---------- Document passage ----------
The results show the (unweighted) frequencies. For example, 1158 people out of the total sample selecting “Always”, which is labeled in the response scale as point 1 on a five-point scale ranging from “1. Always” to “5. Never”.

The variables in the survey are either factor or numeric storage types. Since the columns mostly record individual survey questions, the storage type reflects the survey response scale — whether responses are recorded as numeric scores or verbal response scales. Variable V201005 is a factor; enter str(anes_20$V201005) to observe the variable’s storage type. In the factor, numeric scores are placeholders for the verbally labeled responses. The summary() or table() responses will display the response categories and unweighted frequencies, such as summary(anes_20$V201005).

Variables stored in the numeric storage type are purely numeric scores without a verbal label attached, such as age or a feeling thermometer score. Variable V202162 records feelings toward labor unions. Entering str(anes_20$V202162) shows that it is stored as a numeric score num. Because the variable is recorded as numbers, summary() will report summary statistics:

summary(anes_20$V202162)
---------- Supplied material ----------
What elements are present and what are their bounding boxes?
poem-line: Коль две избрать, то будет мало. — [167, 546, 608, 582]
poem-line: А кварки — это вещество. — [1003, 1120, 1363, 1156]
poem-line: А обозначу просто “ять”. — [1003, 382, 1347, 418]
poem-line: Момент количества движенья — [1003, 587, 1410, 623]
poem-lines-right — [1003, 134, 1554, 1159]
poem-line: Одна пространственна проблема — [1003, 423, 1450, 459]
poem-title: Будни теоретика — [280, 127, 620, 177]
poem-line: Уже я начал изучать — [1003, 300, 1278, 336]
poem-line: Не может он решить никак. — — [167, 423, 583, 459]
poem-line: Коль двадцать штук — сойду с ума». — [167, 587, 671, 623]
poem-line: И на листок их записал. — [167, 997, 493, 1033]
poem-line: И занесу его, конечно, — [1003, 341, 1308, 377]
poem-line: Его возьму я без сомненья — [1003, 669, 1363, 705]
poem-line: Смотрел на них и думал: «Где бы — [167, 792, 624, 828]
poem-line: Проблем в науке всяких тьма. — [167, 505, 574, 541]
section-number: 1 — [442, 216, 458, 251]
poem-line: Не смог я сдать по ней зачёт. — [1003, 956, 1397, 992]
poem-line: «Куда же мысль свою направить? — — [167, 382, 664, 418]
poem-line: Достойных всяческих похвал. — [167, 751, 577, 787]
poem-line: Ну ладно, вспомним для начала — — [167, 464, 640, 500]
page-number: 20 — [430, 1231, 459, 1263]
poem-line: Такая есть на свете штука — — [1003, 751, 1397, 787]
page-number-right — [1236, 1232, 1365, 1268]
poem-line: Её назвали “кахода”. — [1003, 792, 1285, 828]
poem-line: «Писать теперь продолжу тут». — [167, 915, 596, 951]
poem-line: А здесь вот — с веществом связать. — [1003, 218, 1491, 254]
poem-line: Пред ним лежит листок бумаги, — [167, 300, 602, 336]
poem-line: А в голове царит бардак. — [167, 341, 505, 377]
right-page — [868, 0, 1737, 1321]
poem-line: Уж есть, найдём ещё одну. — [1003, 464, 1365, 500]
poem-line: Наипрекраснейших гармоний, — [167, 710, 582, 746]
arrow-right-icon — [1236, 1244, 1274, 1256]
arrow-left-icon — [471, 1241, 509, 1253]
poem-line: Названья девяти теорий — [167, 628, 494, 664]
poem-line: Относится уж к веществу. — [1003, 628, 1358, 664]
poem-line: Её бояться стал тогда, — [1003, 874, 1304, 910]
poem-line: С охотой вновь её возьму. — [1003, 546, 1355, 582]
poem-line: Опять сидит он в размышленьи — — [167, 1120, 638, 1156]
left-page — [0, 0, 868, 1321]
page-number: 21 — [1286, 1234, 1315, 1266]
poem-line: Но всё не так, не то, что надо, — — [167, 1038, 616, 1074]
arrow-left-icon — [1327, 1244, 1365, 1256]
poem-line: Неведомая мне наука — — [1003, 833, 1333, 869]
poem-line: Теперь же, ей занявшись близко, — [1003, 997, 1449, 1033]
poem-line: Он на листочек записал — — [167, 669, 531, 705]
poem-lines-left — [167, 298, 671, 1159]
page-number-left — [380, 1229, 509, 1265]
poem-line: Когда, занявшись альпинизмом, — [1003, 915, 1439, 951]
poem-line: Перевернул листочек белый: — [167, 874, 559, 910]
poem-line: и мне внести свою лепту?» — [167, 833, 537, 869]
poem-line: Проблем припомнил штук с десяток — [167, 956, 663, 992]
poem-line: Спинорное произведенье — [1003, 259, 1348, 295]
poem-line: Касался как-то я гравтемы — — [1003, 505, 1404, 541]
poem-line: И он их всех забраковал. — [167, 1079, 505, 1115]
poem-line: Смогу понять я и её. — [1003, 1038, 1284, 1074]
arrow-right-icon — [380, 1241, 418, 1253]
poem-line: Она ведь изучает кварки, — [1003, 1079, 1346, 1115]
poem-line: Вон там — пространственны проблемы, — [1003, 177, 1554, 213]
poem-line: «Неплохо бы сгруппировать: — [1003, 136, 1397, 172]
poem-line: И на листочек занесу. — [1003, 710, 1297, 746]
----------
## [To do]
In the passage on survey variable storage types, which variable records feelings toward labor unions?

## [Exercise result]
Variable V202162.